## Excerpted passage
┌────────

Baseline characteristics for the 322 excluded subjects and the 194 set-point subjects were similar with respect to age (mean 35 years), sex (91 percent men) and white, non-Hispanic race (75 percent). Patients included in the set-point analysis presented to care later after primary infection and with significantly lower baseline viral loads. The mean time from estimated date of HIV infection to ART was 78 days in the excluded subjects (VL 4.94 log10) compared with 340 days in the set-point subjects (VL 4.50 log10). The baseline CD4 T-cell counts and RC were similar between the two groups. The prevalence of transmitted drug resistance was equivalent among the set-point group and the excluded subjects with approximately 10 percent demonstrating phenotypic resistance. Rates of genotypic resistance were similar to those reported by Dr. Little and colleagues in previous publications.

Dr. Little and colleagues followed a subset of nine patients who remained ART naive for 11-40 months (median 28 months). They noted a significant correlation between protease inhibitor (PI) hypersusceptibility (HS) (subject IC50/reference IC50 of <0.4) and low RC. The mean RC was 30 percent for subjects with HS to any one or more PI compared with RC 50 percent for PI susceptible (p<0.0001). PI HS is more prevalent (33 percent) in primary infection than in established infection (18 percent) among subjects infected with a drug sensitive virus.

The mean RC in primary infection is significantly lower than in established infection and that low RC virus of primary infection may evolve to higher RC virus of established infection as a result of host immune selective pressure (see abstract 549, Brown et al.). Dr. Little and colleagues postulated that subjects infected with drug-resistant HIV would have a lower virologic set point than patients infected with a drug-sensitive virus. They reported a 0.34 log10 VL increase among those subjects with all class resistance, 0.18 log10 VL increase among subjects with NRTI resistance, 0.61 log10 VL increase among subjects with NNRTI resistance and 0.19 log10 VL increase among subjects with PI resistance compared with the fully susceptible subjects for whom the VL remained stable over the course of follow up.

The investigators concluded that higher baseline RC is not associated with higher baseline VL and that the mean RC is lower and remains stable among subjects with primary infection compared to those with established infection. The set point VL is higher among subjects infected with drug resistant virus, despite comparable baseline VL and appears to be most linked to transmitted NNRTI resistance. They estimated that the median time to disease progression in this set-point cohort is likely >10 years. The clinical significance of RC needs further study (see editorial comments below). The question remains whether one could use RC in a newly diagnosed HIV seropositive patient (whether acute or chronically infected) to assist in identifying patients who should begin ART immediately or defer until evidence of immunologic decline particularly among patients whose CD4 T-cells linger in the 300-500 range.

An issue I have difficulty understanding is if the RC is lower and remains stable among subjects with primary infection compared with those who have "established" infection, then how come the RC is increased in established infection? At some point, it cannot remain stable and it has to increase. When, why? Also, when does "primary" infection become "chronic" or "established" infection? The subjects above were followed a median of 28 months (range 11-40 months). I would consider those subjects to have developed chronic infection. Further studies are needed to follow RC from the time of acute HIV seroconversion longitudinally. Whether the RC value can assist with timing of ART when one sees an increase in RC remains to be determined.

└────────

## What the exercise asks
Reproduce the HIV replication capacity passage between "An issue I have" and "to be determined.", inclusive. The entries that come next are from a separate source.

## Provided material

┌────────

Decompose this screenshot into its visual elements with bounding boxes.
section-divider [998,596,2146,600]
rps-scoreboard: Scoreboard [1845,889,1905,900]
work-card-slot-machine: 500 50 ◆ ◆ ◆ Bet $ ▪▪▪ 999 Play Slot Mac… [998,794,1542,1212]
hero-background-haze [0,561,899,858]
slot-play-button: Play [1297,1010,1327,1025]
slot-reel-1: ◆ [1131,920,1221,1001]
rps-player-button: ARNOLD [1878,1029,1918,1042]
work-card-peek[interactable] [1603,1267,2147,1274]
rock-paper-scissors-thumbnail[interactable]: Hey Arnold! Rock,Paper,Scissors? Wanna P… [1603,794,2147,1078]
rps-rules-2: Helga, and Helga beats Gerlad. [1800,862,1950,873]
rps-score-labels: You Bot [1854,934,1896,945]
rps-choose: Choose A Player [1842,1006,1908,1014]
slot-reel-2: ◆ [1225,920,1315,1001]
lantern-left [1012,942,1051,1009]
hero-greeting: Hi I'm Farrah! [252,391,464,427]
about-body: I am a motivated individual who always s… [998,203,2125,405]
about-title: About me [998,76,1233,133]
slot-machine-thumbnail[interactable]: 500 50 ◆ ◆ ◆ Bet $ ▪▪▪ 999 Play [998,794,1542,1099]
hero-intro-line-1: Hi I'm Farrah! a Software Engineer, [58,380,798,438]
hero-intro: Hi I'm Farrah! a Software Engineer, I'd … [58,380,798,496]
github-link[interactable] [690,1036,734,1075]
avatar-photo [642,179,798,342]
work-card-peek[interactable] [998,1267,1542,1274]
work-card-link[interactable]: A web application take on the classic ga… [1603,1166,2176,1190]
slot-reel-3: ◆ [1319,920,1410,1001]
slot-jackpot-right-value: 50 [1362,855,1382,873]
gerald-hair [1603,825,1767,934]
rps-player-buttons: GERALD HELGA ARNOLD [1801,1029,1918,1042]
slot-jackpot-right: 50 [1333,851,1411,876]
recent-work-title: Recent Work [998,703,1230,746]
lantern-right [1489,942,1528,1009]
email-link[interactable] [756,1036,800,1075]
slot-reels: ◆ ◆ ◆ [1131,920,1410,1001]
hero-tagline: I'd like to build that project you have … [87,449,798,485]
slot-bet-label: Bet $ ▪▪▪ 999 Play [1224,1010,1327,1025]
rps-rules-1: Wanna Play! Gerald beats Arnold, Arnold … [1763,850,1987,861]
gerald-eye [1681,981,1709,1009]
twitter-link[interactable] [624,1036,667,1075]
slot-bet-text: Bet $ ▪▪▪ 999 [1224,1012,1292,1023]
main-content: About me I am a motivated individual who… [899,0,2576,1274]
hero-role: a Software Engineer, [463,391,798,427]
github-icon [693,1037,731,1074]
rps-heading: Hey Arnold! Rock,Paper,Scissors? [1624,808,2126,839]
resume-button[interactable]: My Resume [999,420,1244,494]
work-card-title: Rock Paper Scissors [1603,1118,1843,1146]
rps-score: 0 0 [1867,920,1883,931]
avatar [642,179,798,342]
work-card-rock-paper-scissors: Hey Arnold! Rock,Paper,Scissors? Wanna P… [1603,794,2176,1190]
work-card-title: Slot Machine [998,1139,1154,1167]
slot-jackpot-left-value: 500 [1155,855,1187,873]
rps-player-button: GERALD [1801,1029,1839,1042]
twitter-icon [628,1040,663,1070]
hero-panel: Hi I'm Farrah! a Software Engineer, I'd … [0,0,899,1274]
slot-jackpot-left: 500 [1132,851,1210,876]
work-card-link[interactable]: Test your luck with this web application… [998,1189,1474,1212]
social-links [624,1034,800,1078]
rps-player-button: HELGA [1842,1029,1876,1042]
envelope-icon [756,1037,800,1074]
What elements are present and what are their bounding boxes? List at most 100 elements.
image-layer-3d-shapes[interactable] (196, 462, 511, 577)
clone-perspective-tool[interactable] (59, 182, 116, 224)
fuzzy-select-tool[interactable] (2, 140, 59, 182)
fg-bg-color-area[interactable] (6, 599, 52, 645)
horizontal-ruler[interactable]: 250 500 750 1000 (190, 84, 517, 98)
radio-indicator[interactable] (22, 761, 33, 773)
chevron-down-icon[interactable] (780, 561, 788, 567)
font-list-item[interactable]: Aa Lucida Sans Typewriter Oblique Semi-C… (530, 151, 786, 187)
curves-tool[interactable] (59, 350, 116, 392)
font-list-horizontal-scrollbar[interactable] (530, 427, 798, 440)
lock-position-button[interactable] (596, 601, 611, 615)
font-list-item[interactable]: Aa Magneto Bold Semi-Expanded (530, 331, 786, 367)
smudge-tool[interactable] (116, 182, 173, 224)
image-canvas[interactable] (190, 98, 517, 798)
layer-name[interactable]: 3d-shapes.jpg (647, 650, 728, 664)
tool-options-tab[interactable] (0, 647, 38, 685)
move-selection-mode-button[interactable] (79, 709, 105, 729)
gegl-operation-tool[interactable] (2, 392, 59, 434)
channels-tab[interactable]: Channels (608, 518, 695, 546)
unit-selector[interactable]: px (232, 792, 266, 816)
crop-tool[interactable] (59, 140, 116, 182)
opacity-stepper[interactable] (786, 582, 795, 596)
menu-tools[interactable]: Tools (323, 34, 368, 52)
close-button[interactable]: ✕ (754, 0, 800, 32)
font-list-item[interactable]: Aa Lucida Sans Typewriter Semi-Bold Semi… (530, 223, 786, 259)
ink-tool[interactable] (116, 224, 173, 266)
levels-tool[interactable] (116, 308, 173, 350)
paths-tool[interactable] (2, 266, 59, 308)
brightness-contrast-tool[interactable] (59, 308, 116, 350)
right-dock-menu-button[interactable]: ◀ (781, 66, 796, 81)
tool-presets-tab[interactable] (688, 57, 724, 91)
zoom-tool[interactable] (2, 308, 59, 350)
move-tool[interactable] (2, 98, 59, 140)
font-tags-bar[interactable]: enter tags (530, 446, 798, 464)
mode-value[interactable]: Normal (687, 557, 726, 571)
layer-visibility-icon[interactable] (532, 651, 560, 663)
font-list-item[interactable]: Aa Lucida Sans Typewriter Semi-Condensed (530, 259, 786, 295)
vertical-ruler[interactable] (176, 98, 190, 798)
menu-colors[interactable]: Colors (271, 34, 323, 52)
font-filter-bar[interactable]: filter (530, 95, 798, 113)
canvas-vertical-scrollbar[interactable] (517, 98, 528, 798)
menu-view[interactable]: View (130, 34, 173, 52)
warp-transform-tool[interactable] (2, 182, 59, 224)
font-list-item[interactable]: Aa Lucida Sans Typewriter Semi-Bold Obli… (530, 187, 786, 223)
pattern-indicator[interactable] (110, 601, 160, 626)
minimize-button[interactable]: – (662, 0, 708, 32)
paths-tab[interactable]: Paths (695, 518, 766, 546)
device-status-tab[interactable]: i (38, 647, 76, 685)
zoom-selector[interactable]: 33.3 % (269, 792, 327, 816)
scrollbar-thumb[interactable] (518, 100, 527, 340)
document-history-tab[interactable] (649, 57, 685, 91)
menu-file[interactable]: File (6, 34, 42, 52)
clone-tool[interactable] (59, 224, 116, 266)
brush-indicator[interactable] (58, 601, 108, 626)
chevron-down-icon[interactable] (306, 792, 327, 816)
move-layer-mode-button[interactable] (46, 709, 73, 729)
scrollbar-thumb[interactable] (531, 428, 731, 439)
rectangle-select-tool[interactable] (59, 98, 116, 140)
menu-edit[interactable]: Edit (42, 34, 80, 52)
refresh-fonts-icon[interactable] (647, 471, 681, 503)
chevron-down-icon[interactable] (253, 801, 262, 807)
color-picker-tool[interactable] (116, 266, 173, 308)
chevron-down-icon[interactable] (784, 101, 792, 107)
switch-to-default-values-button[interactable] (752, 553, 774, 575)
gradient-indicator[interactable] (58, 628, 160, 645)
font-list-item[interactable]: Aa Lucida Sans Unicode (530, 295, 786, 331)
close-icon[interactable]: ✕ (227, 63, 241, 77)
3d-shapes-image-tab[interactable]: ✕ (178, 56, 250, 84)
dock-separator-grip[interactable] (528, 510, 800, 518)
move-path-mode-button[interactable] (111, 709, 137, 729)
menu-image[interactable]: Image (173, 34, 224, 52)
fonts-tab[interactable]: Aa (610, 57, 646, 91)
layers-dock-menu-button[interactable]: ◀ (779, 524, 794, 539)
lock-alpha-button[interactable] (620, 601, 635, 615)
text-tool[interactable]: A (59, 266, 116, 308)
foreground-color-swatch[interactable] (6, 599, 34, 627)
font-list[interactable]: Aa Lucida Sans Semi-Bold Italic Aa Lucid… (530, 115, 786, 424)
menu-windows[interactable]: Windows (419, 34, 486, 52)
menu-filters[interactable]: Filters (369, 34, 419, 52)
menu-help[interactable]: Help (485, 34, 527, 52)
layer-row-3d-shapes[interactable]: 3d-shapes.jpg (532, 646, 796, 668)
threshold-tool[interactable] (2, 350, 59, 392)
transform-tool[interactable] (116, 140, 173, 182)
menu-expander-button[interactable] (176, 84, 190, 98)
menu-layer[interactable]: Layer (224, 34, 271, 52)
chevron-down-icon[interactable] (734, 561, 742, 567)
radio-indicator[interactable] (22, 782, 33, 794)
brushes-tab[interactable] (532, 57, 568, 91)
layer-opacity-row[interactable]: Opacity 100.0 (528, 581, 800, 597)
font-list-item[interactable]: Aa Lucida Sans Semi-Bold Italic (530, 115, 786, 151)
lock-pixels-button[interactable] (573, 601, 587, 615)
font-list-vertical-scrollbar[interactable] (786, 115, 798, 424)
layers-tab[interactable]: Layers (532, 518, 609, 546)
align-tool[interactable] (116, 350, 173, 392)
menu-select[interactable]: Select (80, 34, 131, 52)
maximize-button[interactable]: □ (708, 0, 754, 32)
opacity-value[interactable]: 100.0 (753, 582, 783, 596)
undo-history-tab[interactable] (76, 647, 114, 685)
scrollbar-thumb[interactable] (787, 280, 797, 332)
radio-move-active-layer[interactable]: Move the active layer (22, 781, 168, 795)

└────────

## Task answer
An issue I have difficulty understanding is if the RC is lower and remains stable among subjects with primary infection compared with those who have "established" infection, then how come the RC is increased in established infection? At some point, it cannot remain stable and it has to increase. When, why? Also, when does "primary" infection become "chronic" or "established" infection? The subjects above were followed a median of 28 months (range 11-40 months). I would consider those subjects to have developed chronic infection. Further studies are needed to follow RC from the time of acute HIV seroconversion longitudinally. Whether the RC value can assist with timing of ART when one sees an increase in RC remains to be determined.